**Stored records:**
>> Start

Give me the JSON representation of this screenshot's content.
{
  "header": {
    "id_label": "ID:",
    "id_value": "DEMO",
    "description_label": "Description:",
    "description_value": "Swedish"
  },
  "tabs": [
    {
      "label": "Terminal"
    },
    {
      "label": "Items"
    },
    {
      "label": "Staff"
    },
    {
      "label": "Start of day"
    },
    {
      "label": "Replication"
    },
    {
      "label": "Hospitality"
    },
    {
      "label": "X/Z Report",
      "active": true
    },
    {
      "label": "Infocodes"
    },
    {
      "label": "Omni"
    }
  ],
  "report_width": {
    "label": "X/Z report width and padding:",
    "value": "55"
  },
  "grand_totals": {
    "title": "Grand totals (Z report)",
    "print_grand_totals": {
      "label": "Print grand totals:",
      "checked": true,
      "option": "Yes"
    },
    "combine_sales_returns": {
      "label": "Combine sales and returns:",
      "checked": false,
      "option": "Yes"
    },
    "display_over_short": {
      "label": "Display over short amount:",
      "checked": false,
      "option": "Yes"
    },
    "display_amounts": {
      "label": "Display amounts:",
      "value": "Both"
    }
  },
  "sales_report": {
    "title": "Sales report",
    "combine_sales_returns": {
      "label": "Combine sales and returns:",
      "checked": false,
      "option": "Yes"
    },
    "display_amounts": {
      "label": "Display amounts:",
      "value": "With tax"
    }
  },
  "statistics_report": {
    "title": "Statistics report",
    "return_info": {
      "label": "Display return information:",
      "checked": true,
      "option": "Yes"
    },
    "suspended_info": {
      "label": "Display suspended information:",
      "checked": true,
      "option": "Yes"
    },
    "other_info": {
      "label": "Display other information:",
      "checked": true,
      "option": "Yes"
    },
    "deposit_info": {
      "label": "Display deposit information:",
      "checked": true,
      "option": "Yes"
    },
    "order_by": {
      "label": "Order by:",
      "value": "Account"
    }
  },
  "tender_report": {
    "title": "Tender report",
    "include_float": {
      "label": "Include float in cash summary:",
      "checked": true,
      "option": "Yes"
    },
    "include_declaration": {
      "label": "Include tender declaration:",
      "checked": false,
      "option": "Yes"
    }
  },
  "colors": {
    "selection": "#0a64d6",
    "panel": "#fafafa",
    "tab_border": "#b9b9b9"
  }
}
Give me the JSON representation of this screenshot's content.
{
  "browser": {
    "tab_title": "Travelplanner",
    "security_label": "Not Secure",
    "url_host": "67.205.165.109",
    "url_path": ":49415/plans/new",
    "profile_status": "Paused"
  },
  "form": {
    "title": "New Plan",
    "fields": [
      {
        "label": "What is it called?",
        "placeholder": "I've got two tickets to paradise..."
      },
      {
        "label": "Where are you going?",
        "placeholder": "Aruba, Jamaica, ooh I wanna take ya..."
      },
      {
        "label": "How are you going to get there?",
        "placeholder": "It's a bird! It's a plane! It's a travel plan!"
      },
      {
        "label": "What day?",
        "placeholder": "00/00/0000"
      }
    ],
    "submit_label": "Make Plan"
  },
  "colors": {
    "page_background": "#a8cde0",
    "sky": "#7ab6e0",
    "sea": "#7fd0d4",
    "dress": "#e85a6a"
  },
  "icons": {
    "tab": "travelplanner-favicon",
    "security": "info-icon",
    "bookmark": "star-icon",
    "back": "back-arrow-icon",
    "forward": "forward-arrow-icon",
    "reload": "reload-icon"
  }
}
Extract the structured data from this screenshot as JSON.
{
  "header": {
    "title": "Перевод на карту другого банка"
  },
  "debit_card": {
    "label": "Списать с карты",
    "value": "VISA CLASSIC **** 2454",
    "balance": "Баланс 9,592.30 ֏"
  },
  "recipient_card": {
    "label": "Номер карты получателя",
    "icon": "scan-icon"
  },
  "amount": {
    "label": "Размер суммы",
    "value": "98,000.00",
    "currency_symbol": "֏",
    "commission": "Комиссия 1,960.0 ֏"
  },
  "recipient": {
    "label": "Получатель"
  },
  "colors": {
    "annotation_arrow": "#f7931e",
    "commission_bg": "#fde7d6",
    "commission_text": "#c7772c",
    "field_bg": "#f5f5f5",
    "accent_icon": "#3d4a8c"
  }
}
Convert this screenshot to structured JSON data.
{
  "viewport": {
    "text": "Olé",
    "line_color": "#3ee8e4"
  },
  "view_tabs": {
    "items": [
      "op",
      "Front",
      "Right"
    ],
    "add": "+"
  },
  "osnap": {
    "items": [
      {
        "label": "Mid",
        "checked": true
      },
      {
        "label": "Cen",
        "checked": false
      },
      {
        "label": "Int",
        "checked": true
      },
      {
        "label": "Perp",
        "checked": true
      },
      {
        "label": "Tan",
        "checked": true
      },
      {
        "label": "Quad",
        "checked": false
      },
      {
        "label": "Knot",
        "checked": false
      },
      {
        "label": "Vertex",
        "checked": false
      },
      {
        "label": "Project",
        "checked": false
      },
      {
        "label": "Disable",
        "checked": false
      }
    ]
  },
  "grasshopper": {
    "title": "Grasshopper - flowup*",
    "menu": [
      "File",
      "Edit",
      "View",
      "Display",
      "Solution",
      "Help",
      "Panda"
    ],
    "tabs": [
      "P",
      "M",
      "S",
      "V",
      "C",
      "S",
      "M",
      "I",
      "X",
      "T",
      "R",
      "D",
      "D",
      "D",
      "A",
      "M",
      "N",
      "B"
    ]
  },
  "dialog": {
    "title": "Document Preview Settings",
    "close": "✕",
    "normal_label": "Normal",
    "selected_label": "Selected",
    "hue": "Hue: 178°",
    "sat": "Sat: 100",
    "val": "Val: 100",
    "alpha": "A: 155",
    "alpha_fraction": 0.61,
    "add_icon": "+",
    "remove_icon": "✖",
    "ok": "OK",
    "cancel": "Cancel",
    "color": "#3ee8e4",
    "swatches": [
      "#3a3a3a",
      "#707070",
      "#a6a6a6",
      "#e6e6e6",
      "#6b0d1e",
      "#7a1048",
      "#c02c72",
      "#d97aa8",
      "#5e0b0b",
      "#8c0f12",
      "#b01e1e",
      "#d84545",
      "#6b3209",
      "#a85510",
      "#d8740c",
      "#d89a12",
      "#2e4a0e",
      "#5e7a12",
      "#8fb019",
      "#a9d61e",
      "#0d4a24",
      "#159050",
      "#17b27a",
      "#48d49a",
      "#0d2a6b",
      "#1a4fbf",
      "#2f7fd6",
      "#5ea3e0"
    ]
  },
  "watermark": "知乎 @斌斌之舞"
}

>> End
>> Start

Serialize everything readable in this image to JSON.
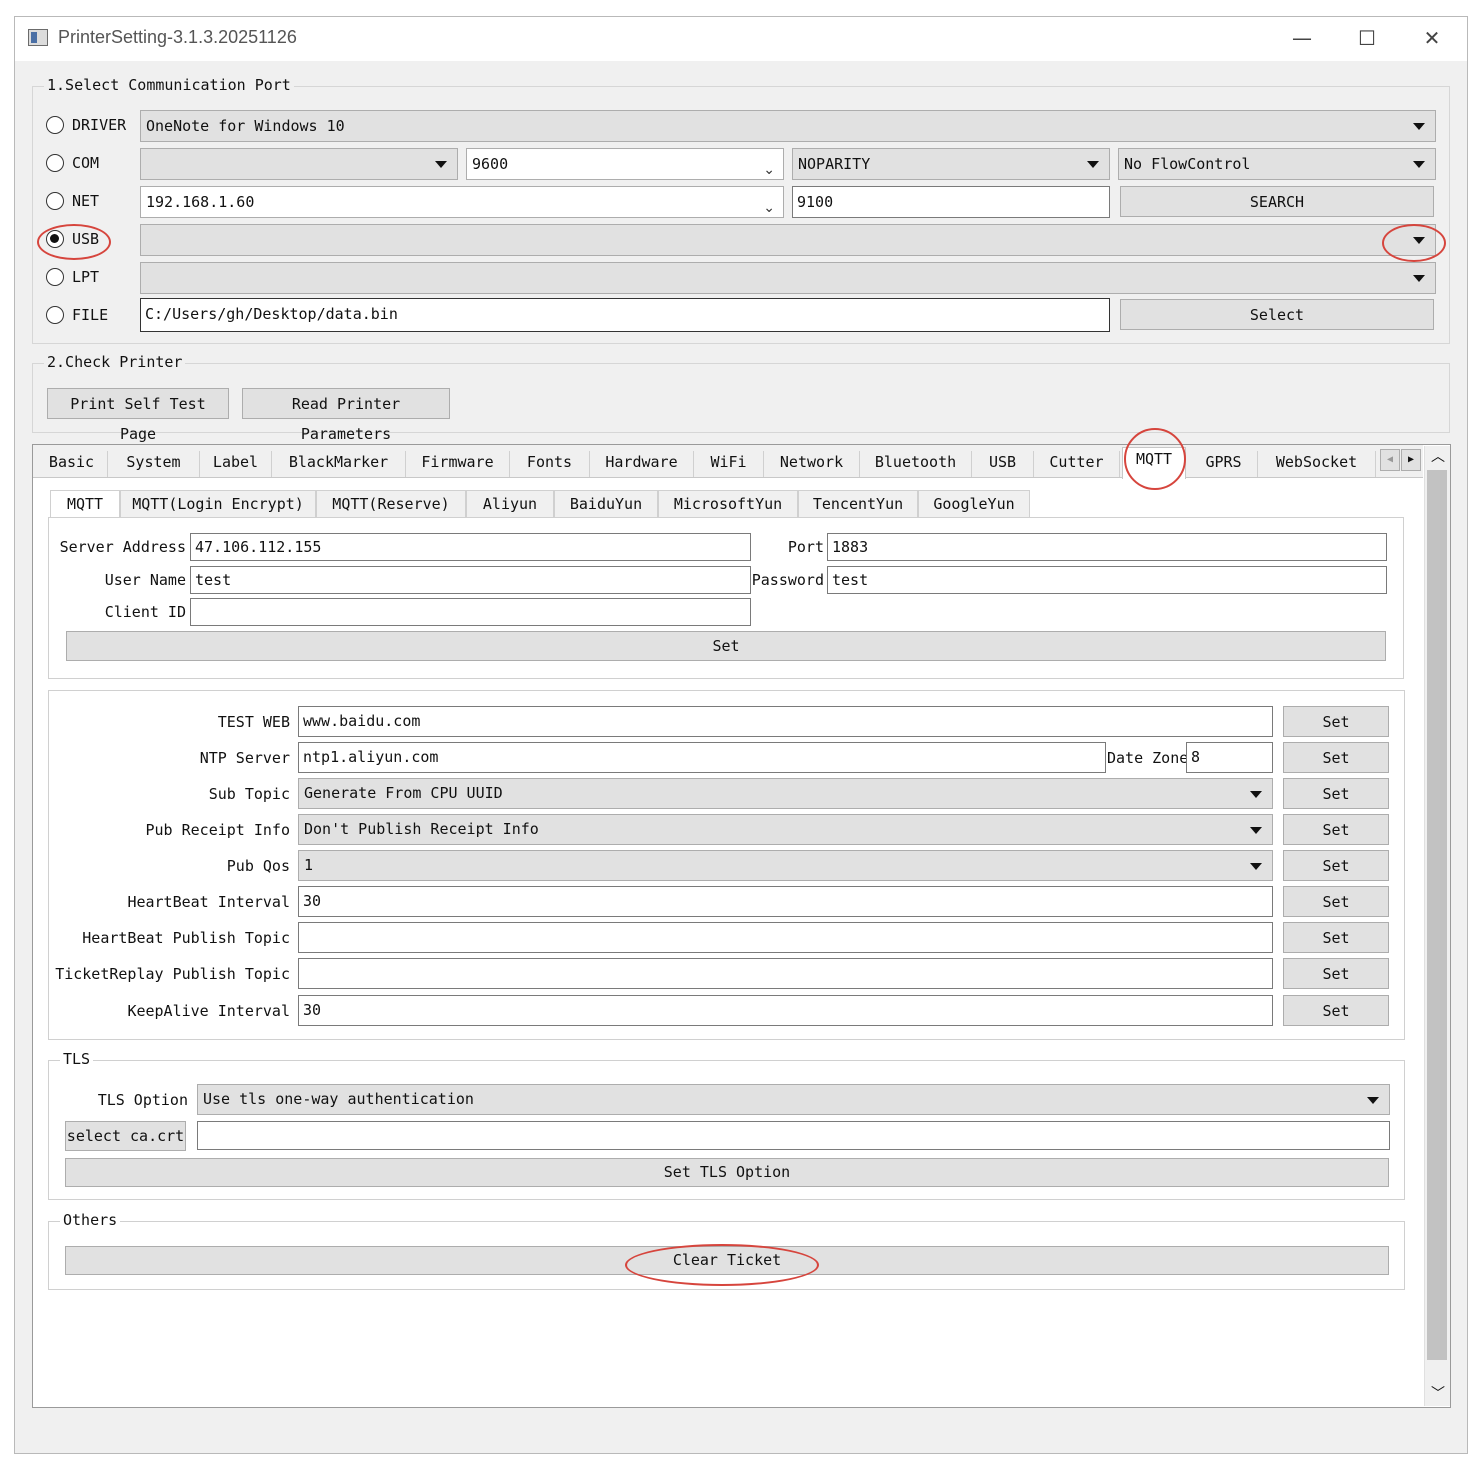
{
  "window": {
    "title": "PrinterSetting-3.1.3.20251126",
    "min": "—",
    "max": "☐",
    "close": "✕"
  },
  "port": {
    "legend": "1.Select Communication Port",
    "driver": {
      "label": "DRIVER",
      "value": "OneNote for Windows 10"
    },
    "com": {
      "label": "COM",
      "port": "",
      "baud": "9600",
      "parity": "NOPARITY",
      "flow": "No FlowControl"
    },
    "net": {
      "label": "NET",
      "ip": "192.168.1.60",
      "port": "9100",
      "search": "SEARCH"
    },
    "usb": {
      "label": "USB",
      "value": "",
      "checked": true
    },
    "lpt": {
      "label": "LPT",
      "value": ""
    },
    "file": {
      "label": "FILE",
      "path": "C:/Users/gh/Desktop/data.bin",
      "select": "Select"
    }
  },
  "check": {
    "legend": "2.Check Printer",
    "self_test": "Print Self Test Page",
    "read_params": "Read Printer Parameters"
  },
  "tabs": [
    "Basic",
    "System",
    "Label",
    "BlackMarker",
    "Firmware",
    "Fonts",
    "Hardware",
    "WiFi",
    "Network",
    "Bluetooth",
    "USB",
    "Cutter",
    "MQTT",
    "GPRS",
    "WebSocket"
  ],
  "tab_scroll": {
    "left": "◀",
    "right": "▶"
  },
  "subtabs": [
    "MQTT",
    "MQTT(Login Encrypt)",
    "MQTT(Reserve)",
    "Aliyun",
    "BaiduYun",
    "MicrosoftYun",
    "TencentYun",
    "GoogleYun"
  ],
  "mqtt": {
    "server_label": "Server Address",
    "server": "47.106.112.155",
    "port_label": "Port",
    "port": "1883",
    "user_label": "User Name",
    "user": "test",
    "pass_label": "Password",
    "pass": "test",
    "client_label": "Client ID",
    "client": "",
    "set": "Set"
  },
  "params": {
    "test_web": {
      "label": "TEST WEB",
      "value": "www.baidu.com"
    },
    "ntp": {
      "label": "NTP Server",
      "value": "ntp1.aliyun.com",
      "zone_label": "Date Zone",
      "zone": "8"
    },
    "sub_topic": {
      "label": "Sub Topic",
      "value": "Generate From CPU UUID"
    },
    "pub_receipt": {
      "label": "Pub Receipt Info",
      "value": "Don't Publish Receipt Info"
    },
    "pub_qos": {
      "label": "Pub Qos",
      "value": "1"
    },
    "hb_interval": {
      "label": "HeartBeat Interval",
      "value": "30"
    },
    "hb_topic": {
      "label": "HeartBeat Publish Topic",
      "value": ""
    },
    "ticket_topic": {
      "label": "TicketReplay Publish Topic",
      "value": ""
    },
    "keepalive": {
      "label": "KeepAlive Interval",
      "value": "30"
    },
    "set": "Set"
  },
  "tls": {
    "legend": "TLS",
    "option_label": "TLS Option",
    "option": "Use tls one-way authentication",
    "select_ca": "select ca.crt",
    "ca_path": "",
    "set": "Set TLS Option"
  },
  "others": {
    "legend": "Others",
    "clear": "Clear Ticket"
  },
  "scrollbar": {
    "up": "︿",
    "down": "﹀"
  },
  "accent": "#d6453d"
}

>> End
>> Start

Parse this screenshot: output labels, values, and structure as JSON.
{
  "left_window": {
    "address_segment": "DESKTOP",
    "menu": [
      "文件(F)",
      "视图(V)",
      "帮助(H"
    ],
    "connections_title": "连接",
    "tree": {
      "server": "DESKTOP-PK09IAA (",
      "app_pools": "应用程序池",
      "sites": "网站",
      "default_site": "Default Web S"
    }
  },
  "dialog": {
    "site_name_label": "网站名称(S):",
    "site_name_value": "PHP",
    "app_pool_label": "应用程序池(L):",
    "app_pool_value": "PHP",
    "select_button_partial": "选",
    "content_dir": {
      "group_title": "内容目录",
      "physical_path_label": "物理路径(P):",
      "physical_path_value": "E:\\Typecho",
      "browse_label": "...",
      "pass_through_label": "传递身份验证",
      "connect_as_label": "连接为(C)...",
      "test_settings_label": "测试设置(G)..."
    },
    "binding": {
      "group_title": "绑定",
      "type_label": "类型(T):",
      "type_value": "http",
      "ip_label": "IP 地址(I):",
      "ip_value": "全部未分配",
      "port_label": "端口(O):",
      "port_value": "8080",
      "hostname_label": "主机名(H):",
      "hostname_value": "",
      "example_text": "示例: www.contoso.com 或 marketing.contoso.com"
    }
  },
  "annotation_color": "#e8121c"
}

>> End

**Challenge:** Count the lines of the material that include the word "this", then state only the total.

**Complete output:** 6